▸ **Directions**
Provide only the number of lines where "this" occurs.
-- begin --
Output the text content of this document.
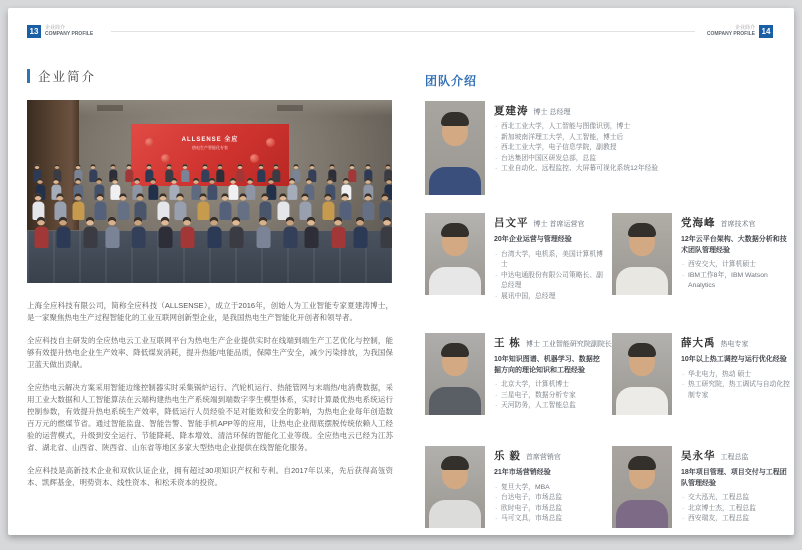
13	企业简介
COMPANY PROFILE
企业简介
ALLSENSE 全应
热电生产智能化专家
上海全应科技有限公司，简称全应科技（ALLSENSE），成立于2016年，创始人为工业智能专家夏建涛博士，是一家聚焦热电生产过程智能化的工业互联网创新型企业，是我国热电生产智能化开创者和领导者。
全应科技自主研发的全应热电云工业互联网平台为热电生产企业提供实时在线端到端生产工艺优化与控制，能够有效提升热电企业生产效率、降低煤炭消耗，提升热能/电能品质，保障生产安全，减少污染排放，为我国保卫蓝天做出贡献。
全应热电云解决方案采用智能边缘控制器实时采集锅炉运行、汽轮机运行、热能管网与末端热/电消费数据，采用工业大数据和人工智能算法在云端构建热电生产系统端到端数字孪生模型体系，实时计算最优热电系统运行控制参数，有效提升热电系统生产效率，降低运行人员经验不足对能效和安全的影响，为热电企业每年创造数百万元的燃煤节省。通过智能监盘、智能告警、智能手机APP等的应用，让热电企业彻底摆脱传统依赖人工经验的运营模式，升级到安全运行、节能降耗、降本增效、清洁环保的智能化工业等级。全应热电云已经为江苏省、湖北省、山西省、陕西省、山东省等地区多家大型热电企业提供在线智能化服务。
全应科技是高新技术企业和双软认证企业，拥有超过30项知识产权和专利。自2017年以来，先后获得高瓴资本、凯辉基金、明势资本、线性资本、和松禾资本的投资。
企业简介
COMPANY PROFILE 14
团队介绍
夏建涛 博士 总经理
· 西北工业大学，人工智能与图像识别，博士
· 新加坡南洋理工大学，人工智能，博士后
· 西北工业大学，电子信息学院，副教授
· 台达集团中国区研发总部，总监
· 工业自动化、远程监控、大屏幕可视化系统12年经验
吕文平 博士 首席运营官
20年企业运营与管理经验
· 台湾大学，电机系，美国计算机博士
· 中达电通股份有限公司策略长、副总经理
· 展讯中国，总经理
党海峰 首席技术官
12年云平台架构、大数据分析和技术团队管理经验
· 西安交大，计算机硕士
· IBM工作8年，IBM Watson Analytics
王 栋 博士 工业智能研究院副院长
10年知识图谱、机器学习、数据挖掘方向的理论知识和工程经验
· 北京大学，计算机博士
· 三星电子，数据分析专家
· 天河防务，人工智能总监
薛大禹 热电专家
10年以上热工调控与运行优化经验
· 华北电力，热动 硕士
· 热工研究院，热工调试与自动化控制专家
乐 毅 首席营销官
21年市场营销经验
· 复旦大学，MBA
· 台达电子，市场总监
· 欧时电子，市场总监
· 马可文具，市场总监
吴永华 工程总监
18年项目管理、项目交付与工程团队管理经验
· 交大泓光，工程总监
· 北京博士杰，工程总监
· 西安瑞友，工程总监
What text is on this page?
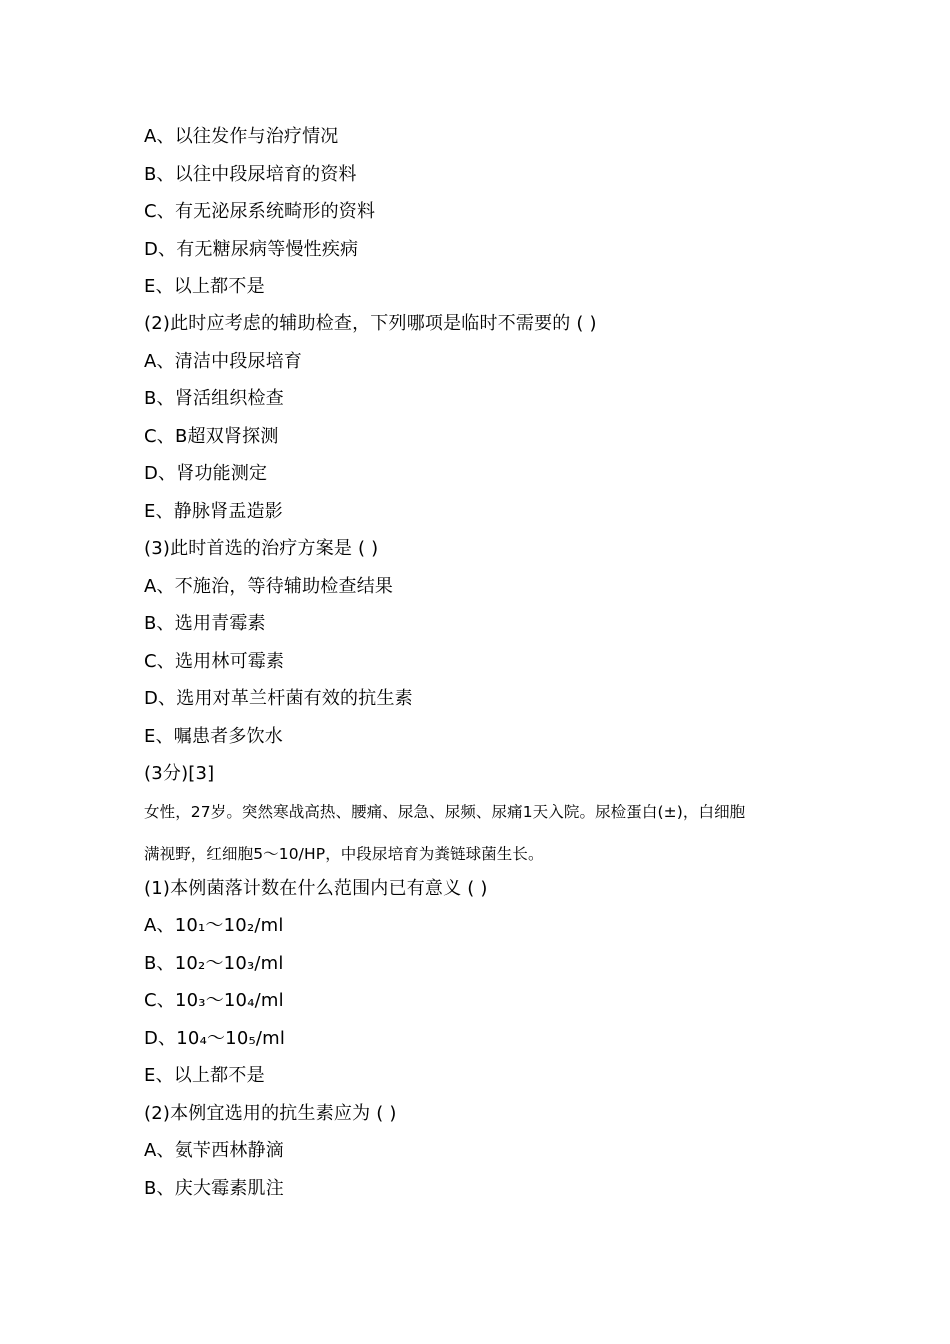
A、以往发作与治疗情况
B、以往中段尿培育的资料
C、有无泌尿系统畸形的资料
D、有无糖尿病等慢性疾病
E、以上都不是
(2)此时应考虑的辅助检查，下列哪项是临时不需要的 ( )
A、清洁中段尿培育
B、肾活组织检查
C、B超双肾探测
D、肾功能测定
E、静脉肾盂造影
(3)此时首选的治疗方案是 ( )
A、不施治，等待辅助检查结果
B、选用青霉素
C、选用林可霉素
D、选用对革兰杆菌有效的抗生素
E、嘱患者多饮水
(3分)[3]
女性，27岁。突然寒战高热、腰痛、尿急、尿频、尿痛1天入院。尿检蛋白(±)，白细胞
满视野，红细胞5～10/HP，中段尿培育为粪链球菌生长。
(1)本例菌落计数在什么范围内已有意义 ( )
A、10₁～10₂/ml
B、10₂～10₃/ml
C、10₃～10₄/ml
D、10₄～10₅/ml
E、以上都不是
(2)本例宜选用的抗生素应为 ( )
A、氨苄西林静滴
B、庆大霉素肌注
-- end --
▸ **Exercise response**
2